# BRIEF
Reproduce every line of the material verbatim, leaving out the pictures.

[BEGIN RECORDS FOR THE TASK]

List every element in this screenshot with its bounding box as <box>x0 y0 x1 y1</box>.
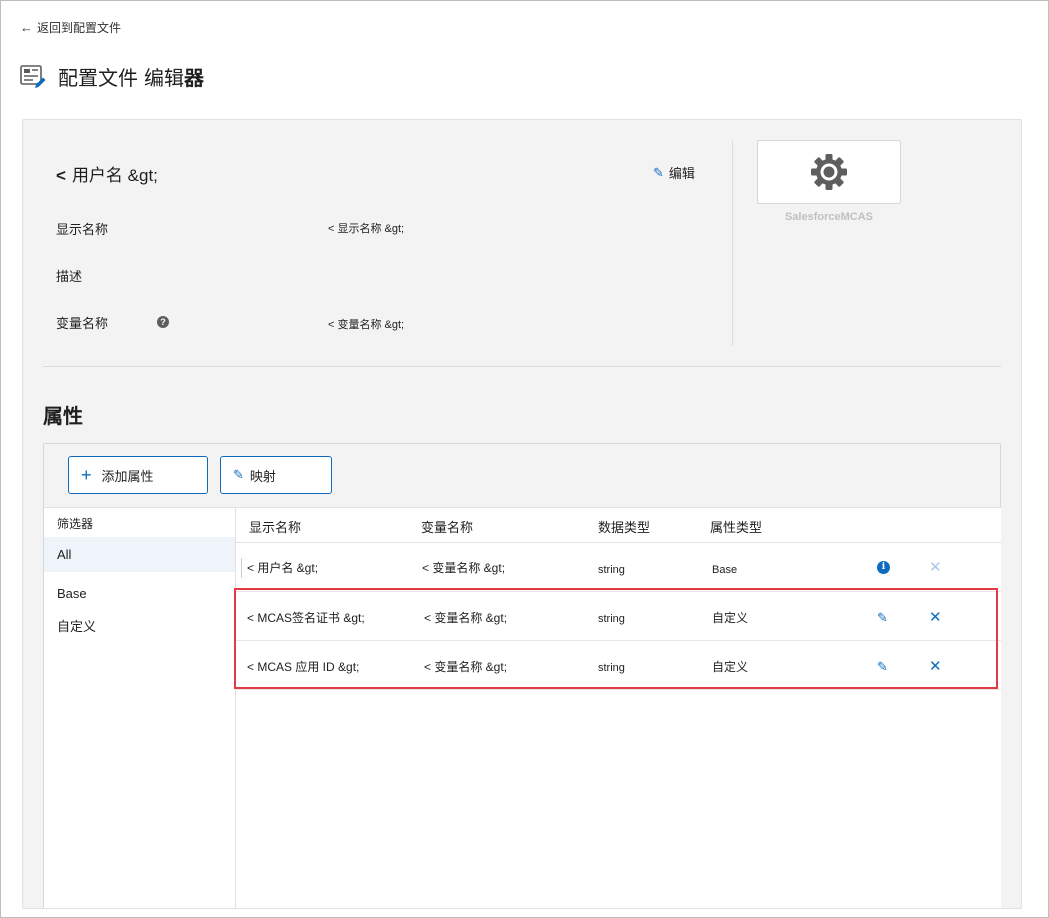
profile-editor-icon <box>20 64 46 88</box>
cell-attribute-type: Base <box>712 564 738 576</box>
table-row[interactable]: < MCAS 应用 ID &gt; < 变量名称 &gt; string 自定义… <box>236 641 1001 690</box>
attributes-title: 属性 <box>43 406 83 428</box>
cell-data-type: string <box>598 662 625 674</box>
table-row[interactable]: < 用户名 &gt; < 变量名称 &gt; string Base i ✕ <box>236 543 1001 592</box>
column-header-data-type[interactable]: 数据类型 <box>598 517 650 536</box>
cell-display-name: < 用户名 &gt; <box>247 561 319 575</box>
add-attribute-label: 添加属性 <box>101 468 154 484</box>
page-title: 配置文件 编辑器 <box>58 68 204 90</box>
attributes-table: 显示名称 变量名称 数据类型 属性类型 < 用户名 &gt; < 变量名称 &g… <box>236 507 1001 908</box>
page-header: 配置文件 编辑器 <box>20 62 204 91</box>
delete-attribute-icon[interactable]: ✕ <box>929 610 942 625</box>
display-name-label: 显示名称 <box>56 222 109 237</box>
cell-variable-name: < 变量名称 &gt; <box>424 660 508 674</box>
edit-attribute-pencil-icon[interactable]: ✎ <box>877 610 888 626</box>
filter-header: 筛选器 <box>57 517 94 531</box>
variable-name-value: < 变量名称 &gt; <box>328 319 405 331</box>
arrow-left-icon: ← <box>20 20 33 35</box>
app-name: SalesforceMCAS <box>784 211 874 223</box>
info-icon[interactable]: i <box>877 561 890 574</box>
horizontal-divider <box>43 366 1001 367</box>
cell-display-name: < MCAS签名证书 &gt; <box>247 611 365 625</box>
mapping-button[interactable]: ✎ 映射 <box>220 456 332 494</box>
attributes-box: + 添加属性 ✎ 映射 筛选器 All Base 自定义 显示名称 变量名称 数… <box>43 443 1001 908</box>
filter-item-base[interactable]: Base <box>44 576 235 611</box>
pencil-icon: ✎ <box>653 164 664 180</box>
cell-attribute-type: 自定义 <box>712 660 749 674</box>
variable-name-label: 变量名称 <box>56 316 109 331</box>
edit-label: 编辑 <box>668 166 695 181</box>
filter-item-custom[interactable]: 自定义 <box>44 609 235 644</box>
column-header-attribute-type[interactable]: 属性类型 <box>710 517 762 536</box>
profile-title: < 用户名 &gt; <box>56 166 158 185</box>
filter-item-all[interactable]: All <box>44 537 235 572</box>
edit-profile-button[interactable]: ✎ 编辑 <box>653 163 695 182</box>
cell-data-type: string <box>598 564 625 576</box>
mapping-label: 映射 <box>249 468 276 484</box>
filter-pane: 筛选器 All Base 自定义 <box>44 507 236 908</box>
profile-panel: < 用户名 &gt; ✎ 编辑 显示名称 < 显示名称 &gt; 描述 变量名称 … <box>22 119 1022 909</box>
column-header-display-name[interactable]: 显示名称 <box>249 517 301 536</box>
display-name-value: < 显示名称 &gt; <box>328 223 405 235</box>
description-label: 描述 <box>56 269 83 284</box>
delete-attribute-icon[interactable]: ✕ <box>929 659 942 674</box>
edit-attribute-pencil-icon[interactable]: ✎ <box>877 659 888 675</box>
column-header-variable-name[interactable]: 变量名称 <box>421 517 473 536</box>
cell-variable-name: < 变量名称 &gt; <box>424 611 508 625</box>
back-link-label: 返回到配置文件 <box>37 21 122 35</box>
add-attribute-button[interactable]: + 添加属性 <box>68 456 208 494</box>
cell-variable-name: < 变量名称 &gt; <box>422 561 506 575</box>
plus-icon: + <box>81 465 92 485</box>
back-to-profiles-link[interactable]: ← 返回到配置文件 <box>20 19 121 36</box>
pencil-icon: ✎ <box>233 467 244 482</box>
delete-icon: ✕ <box>929 559 942 576</box>
row-accent <box>241 558 242 578</box>
cell-display-name: < MCAS 应用 ID &gt; <box>247 660 360 674</box>
cell-data-type: string <box>598 613 625 625</box>
app-tile <box>757 140 901 204</box>
vertical-divider <box>732 140 733 346</box>
gear-icon <box>811 154 847 190</box>
help-icon[interactable]: ? <box>157 316 169 328</box>
table-row[interactable]: < MCAS签名证书 &gt; < 变量名称 &gt; string 自定义 ✎… <box>236 592 1001 641</box>
cell-attribute-type: 自定义 <box>712 611 749 625</box>
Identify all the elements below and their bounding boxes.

[END RECORDS FOR THE TASK]

# THE RESPONSE
List every element in this screenshot with its bounding box as <box>x0 y0 x1 y1</box>.
profile-editor-icon <box>20 64 46 88</box>
cell-attribute-type: Base <box>712 564 738 576</box>
table-row[interactable]: < MCAS 应用 ID &gt; < 变量名称 &gt; string 自定义… <box>236 641 1001 690</box>
attributes-title: 属性 <box>43 406 83 428</box>
cell-data-type: string <box>598 662 625 674</box>
table-row[interactable]: < 用户名 &gt; < 变量名称 &gt; string Base i ✕ <box>236 543 1001 592</box>
column-header-data-type[interactable]: 数据类型 <box>598 517 650 536</box>
cell-display-name: < 用户名 &gt; <box>247 561 319 575</box>
add-attribute-label: 添加属性 <box>101 468 154 484</box>
page-title: 配置文件 编辑器 <box>58 68 204 90</box>
attributes-table: 显示名称 变量名称 数据类型 属性类型 < 用户名 &gt; < 变量名称 &g… <box>236 507 1001 908</box>
page-header: 配置文件 编辑器 <box>20 62 204 91</box>
delete-attribute-icon[interactable]: ✕ <box>929 610 942 625</box>
display-name-label: 显示名称 <box>56 222 109 237</box>
cell-variable-name: < 变量名称 &gt; <box>424 660 508 674</box>
edit-attribute-pencil-icon[interactable]: ✎ <box>877 610 888 626</box>
filter-header: 筛选器 <box>57 517 94 531</box>
variable-name-value: < 变量名称 &gt; <box>328 319 405 331</box>
arrow-left-icon: ← <box>20 20 33 35</box>
app-name: SalesforceMCAS <box>784 211 874 223</box>
info-icon[interactable]: i <box>877 561 890 574</box>
horizontal-divider <box>43 366 1001 367</box>
cell-display-name: < MCAS签名证书 &gt; <box>247 611 365 625</box>
mapping-button[interactable]: ✎ 映射 <box>220 456 332 494</box>
attributes-box: + 添加属性 ✎ 映射 筛选器 All Base 自定义 显示名称 变量名称 数… <box>43 443 1001 908</box>
filter-item-base[interactable]: Base <box>44 576 235 611</box>
pencil-icon: ✎ <box>653 164 664 180</box>
cell-attribute-type: 自定义 <box>712 660 749 674</box>
variable-name-label: 变量名称 <box>56 316 109 331</box>
edit-label: 编辑 <box>668 166 695 181</box>
filter-item-custom[interactable]: 自定义 <box>44 609 235 644</box>
column-header-attribute-type[interactable]: 属性类型 <box>710 517 762 536</box>
profile-title: < 用户名 &gt; <box>56 166 158 185</box>
filter-item-all[interactable]: All <box>44 537 235 572</box>
edit-profile-button[interactable]: ✎ 编辑 <box>653 163 695 182</box>
cell-data-type: string <box>598 564 625 576</box>
mapping-label: 映射 <box>249 468 276 484</box>
filter-pane: 筛选器 All Base 自定义 <box>44 507 236 908</box>
profile-panel: < 用户名 &gt; ✎ 编辑 显示名称 < 显示名称 &gt; 描述 变量名称 … <box>22 119 1022 909</box>
column-header-display-name[interactable]: 显示名称 <box>249 517 301 536</box>
display-name-value: < 显示名称 &gt; <box>328 223 405 235</box>
description-label: 描述 <box>56 269 83 284</box>
delete-attribute-icon[interactable]: ✕ <box>929 659 942 674</box>
edit-attribute-pencil-icon[interactable]: ✎ <box>877 659 888 675</box>
column-header-variable-name[interactable]: 变量名称 <box>421 517 473 536</box>
cell-variable-name: < 变量名称 &gt; <box>424 611 508 625</box>
back-link-label: 返回到配置文件 <box>37 21 122 35</box>
add-attribute-button[interactable]: + 添加属性 <box>68 456 208 494</box>
cell-variable-name: < 变量名称 &gt; <box>422 561 506 575</box>
plus-icon: + <box>81 465 92 485</box>
back-to-profiles-link[interactable]: ← 返回到配置文件 <box>20 19 121 36</box>
pencil-icon: ✎ <box>233 467 244 482</box>
delete-icon: ✕ <box>929 559 942 576</box>
row-accent <box>241 558 242 578</box>
cell-display-name: < MCAS 应用 ID &gt; <box>247 660 360 674</box>
cell-data-type: string <box>598 613 625 625</box>
app-tile <box>757 140 901 204</box>
vertical-divider <box>732 140 733 346</box>
gear-icon <box>811 154 847 190</box>
help-icon[interactable]: ? <box>157 316 169 328</box>
table-row[interactable]: < MCAS签名证书 &gt; < 变量名称 &gt; string 自定义 ✎… <box>236 592 1001 641</box>
cell-attribute-type: 自定义 <box>712 611 749 625</box>
Identify all the elements below and their bounding boxes.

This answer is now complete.